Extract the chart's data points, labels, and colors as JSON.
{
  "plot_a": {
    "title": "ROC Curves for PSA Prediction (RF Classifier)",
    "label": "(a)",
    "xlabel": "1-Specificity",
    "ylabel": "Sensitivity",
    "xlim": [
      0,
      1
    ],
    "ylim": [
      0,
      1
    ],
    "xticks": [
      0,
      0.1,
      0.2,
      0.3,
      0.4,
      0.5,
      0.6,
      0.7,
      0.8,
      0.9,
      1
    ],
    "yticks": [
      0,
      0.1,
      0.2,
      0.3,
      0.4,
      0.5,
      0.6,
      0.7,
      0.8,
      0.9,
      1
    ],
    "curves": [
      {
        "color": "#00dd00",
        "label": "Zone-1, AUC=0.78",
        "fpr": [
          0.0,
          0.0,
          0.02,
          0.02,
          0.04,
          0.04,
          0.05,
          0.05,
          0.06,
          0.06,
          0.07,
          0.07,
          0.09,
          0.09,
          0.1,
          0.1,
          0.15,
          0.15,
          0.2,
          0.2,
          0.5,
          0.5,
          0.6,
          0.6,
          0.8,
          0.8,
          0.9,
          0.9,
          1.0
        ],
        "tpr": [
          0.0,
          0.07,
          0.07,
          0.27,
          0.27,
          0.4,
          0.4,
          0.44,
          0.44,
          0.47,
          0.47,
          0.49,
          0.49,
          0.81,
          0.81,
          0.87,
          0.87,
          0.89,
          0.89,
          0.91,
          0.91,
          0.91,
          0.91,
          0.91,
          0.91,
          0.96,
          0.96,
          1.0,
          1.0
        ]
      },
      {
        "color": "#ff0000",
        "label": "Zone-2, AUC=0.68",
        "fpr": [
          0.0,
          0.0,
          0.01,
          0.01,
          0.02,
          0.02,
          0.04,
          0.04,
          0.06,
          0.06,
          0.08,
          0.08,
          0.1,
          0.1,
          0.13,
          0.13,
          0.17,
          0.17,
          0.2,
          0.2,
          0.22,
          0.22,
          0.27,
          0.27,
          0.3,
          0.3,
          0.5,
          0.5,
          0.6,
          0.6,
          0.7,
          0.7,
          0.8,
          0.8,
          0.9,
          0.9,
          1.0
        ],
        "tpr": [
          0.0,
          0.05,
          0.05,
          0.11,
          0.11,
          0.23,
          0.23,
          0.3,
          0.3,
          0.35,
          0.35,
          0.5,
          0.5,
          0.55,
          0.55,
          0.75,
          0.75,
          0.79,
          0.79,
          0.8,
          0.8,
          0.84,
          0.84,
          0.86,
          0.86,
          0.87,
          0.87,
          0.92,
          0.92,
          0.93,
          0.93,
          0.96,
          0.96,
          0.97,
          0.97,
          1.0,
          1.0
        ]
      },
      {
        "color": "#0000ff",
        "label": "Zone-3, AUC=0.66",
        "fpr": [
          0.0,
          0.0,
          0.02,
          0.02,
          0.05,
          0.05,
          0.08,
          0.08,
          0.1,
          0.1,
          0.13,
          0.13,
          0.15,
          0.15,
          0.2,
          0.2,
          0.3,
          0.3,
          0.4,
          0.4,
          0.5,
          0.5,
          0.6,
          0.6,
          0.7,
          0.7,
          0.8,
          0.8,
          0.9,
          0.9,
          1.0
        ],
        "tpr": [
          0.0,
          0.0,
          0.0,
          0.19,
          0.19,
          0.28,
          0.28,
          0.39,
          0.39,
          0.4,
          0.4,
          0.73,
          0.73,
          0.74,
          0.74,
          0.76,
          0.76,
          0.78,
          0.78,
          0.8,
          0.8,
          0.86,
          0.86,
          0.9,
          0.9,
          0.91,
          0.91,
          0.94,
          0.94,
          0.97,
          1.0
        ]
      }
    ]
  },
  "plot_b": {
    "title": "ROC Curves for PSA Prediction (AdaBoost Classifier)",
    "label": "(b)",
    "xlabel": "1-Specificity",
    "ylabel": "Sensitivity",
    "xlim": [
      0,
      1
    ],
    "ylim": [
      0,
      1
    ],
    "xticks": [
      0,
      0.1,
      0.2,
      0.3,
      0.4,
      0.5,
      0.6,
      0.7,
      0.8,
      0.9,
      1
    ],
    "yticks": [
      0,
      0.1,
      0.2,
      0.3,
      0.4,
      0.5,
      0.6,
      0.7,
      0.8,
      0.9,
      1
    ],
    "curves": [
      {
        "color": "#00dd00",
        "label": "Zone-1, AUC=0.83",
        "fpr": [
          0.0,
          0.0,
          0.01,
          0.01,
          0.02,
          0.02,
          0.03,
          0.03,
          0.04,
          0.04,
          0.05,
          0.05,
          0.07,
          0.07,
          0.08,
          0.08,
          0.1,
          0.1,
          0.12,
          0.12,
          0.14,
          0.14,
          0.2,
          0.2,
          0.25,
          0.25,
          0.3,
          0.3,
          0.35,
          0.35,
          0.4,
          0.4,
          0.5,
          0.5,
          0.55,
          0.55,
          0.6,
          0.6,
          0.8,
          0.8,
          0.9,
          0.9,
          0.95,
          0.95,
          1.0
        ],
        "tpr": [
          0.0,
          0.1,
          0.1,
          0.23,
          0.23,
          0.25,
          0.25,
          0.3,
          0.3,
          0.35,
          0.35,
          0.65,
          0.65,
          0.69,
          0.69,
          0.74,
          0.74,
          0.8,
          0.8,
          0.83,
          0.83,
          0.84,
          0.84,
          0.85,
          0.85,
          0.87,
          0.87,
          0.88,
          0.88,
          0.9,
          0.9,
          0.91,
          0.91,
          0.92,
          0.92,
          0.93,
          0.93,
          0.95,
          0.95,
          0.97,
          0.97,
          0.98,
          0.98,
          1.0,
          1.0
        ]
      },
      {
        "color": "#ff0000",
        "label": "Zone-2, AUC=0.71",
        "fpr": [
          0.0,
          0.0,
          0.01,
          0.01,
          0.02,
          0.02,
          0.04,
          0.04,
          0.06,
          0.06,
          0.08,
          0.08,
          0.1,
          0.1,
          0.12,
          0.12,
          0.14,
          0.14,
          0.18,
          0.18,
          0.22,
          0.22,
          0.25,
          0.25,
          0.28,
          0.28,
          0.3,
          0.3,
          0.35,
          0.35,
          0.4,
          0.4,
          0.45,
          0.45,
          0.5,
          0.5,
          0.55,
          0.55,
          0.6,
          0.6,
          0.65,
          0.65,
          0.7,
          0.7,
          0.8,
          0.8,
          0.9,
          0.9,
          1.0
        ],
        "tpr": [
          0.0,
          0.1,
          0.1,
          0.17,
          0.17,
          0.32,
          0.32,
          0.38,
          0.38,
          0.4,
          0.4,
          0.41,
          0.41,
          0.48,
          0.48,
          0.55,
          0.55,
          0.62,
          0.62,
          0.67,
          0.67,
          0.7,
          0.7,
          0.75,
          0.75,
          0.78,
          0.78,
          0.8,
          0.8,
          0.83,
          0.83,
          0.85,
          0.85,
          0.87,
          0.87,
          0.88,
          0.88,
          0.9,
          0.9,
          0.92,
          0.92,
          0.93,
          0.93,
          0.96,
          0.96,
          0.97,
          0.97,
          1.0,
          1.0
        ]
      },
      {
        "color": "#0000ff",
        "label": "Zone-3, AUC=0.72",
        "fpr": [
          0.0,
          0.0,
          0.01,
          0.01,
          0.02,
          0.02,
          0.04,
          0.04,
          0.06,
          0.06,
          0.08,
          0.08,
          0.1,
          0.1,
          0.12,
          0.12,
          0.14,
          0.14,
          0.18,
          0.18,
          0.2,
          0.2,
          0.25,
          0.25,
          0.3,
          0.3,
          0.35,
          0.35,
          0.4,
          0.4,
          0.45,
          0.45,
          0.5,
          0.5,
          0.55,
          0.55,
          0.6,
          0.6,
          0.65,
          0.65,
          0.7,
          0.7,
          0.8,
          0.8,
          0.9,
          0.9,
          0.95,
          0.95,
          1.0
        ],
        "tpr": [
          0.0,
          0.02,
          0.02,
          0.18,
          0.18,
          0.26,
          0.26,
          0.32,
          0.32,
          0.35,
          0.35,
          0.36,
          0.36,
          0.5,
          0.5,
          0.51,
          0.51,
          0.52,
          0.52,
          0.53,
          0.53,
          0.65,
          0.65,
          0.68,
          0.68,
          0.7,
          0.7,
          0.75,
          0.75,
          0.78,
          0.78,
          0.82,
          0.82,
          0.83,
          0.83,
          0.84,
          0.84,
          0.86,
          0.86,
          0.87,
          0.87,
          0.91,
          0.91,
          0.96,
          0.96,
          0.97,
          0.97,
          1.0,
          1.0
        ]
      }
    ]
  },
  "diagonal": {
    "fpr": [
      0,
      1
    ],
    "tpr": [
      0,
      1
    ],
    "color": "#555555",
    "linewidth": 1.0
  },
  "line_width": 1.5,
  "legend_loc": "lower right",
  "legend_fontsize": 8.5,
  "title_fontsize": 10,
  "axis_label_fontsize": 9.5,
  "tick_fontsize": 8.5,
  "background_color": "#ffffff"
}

###

■ Exercise directions ■
Scan the material above for the word "Classifier". Copy each line where it occurs.

■ Correct result ■
    "title": "ROC Curves for PSA Prediction (RF Classifier)",
    "title": "ROC Curves for PSA Prediction (AdaBoost Classifier)",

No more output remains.